Aim of the exercise: All entries are to be given again verbatim.

Entries taken from a collection:
════
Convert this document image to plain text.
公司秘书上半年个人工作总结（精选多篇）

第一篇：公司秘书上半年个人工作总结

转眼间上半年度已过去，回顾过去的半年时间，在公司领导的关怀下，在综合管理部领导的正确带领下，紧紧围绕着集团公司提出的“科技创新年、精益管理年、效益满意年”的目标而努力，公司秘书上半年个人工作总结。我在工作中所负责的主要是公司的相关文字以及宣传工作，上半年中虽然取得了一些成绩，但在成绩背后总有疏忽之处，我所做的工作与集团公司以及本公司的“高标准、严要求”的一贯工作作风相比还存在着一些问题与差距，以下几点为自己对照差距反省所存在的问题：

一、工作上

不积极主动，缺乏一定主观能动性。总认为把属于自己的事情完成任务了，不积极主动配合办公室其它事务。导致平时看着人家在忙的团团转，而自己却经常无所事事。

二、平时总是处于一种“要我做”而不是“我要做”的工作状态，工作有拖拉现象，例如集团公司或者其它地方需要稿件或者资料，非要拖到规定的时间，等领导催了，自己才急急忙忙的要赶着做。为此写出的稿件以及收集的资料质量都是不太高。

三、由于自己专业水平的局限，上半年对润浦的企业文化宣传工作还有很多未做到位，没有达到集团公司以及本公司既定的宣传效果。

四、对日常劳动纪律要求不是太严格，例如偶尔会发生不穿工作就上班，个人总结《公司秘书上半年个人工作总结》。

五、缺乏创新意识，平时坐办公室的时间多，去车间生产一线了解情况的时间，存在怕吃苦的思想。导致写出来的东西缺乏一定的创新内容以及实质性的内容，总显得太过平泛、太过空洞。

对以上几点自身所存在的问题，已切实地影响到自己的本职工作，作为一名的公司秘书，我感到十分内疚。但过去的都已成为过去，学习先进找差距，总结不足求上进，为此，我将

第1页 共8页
════
Task response:
Convert this document image to plain text.
公司秘书上半年个人工作总结（精选多篇）

第一篇：公司秘书上半年个人工作总结

转眼间上半年度已过去，回顾过去的半年时间，在公司领导的关怀下，在综合管理部领导的正确带领下，紧紧围绕着集团公司提出的“科技创新年、精益管理年、效益满意年”的目标而努力，公司秘书上半年个人工作总结。我在工作中所负责的主要是公司的相关文字以及宣传工作，上半年中虽然取得了一些成绩，但在成绩背后总有疏忽之处，我所做的工作与集团公司以及本公司的“高标准、严要求”的一贯工作作风相比还存在着一些问题与差距，以下几点为自己对照差距反省所存在的问题：

一、工作上

不积极主动，缺乏一定主观能动性。总认为把属于自己的事情完成任务了，不积极主动配合办公室其它事务。导致平时看着人家在忙的团团转，而自己却经常无所事事。

二、平时总是处于一种“要我做”而不是“我要做”的工作状态，工作有拖拉现象，例如集团公司或者其它地方需要稿件或者资料，非要拖到规定的时间，等领导催了，自己才急急忙忙的要赶着做。为此写出的稿件以及收集的资料质量都是不太高。

三、由于自己专业水平的局限，上半年对润浦的企业文化宣传工作还有很多未做到位，没有达到集团公司以及本公司既定的宣传效果。

四、对日常劳动纪律要求不是太严格，例如偶尔会发生不穿工作就上班，个人总结《公司秘书上半年个人工作总结》。

五、缺乏创新意识，平时坐办公室的时间多，去车间生产一线了解情况的时间，存在怕吃苦的思想。导致写出来的东西缺乏一定的创新内容以及实质性的内容，总显得太过平泛、太过空洞。

对以上几点自身所存在的问题，已切实地影响到自己的本职工作，作为一名的公司秘书，我感到十分内疚。但过去的都已成为过去，学习先进找差距，总结不足求上进，为此，我将

第1页 共8页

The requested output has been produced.